(Stored data entries)
________
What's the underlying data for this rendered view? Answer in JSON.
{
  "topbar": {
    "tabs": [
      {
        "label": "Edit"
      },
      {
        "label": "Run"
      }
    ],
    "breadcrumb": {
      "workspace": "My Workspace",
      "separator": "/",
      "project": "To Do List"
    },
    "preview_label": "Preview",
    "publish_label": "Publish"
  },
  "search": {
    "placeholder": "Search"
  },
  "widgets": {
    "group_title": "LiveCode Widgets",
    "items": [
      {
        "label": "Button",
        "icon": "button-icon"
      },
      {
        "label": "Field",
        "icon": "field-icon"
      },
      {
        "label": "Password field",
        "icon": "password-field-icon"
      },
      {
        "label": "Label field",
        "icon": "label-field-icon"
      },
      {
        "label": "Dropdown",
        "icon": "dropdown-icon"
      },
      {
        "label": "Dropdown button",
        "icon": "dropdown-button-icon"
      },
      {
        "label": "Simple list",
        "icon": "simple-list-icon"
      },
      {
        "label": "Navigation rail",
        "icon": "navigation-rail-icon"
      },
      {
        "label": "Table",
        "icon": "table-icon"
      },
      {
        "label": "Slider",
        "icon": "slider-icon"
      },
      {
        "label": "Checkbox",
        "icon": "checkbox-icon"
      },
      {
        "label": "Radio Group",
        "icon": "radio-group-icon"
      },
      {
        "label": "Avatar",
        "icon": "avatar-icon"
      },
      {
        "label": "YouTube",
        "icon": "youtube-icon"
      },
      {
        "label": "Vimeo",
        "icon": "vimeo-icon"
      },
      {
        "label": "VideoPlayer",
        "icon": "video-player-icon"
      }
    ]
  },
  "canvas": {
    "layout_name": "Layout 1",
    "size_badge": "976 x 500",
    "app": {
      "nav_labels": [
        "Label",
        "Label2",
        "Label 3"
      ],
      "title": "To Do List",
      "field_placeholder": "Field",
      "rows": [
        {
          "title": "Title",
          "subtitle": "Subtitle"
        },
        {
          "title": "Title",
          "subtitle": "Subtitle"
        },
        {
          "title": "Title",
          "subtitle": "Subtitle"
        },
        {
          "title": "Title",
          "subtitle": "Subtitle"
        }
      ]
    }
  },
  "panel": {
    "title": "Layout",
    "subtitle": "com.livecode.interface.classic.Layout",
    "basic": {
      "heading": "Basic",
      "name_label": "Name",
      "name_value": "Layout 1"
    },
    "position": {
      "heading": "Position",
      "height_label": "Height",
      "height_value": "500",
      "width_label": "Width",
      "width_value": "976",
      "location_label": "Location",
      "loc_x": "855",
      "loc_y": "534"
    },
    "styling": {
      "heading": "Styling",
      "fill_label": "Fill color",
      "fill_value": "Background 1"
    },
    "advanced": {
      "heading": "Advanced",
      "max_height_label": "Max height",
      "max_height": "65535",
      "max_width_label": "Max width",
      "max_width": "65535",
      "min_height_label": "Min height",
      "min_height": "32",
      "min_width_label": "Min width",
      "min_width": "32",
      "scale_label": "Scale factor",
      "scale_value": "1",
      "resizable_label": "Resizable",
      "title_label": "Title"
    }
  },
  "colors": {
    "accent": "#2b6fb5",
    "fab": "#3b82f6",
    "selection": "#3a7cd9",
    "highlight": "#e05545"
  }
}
________
**STATED TASK:** Scan the entries above. Copy each line that has the string "Layout".

**ANSWER TO THE EXERCISE:**
    "layout_name": "Layout 1",
    "title": "Layout",
    "subtitle": "com.livecode.interface.classic.Layout",
      "name_value": "Layout 1"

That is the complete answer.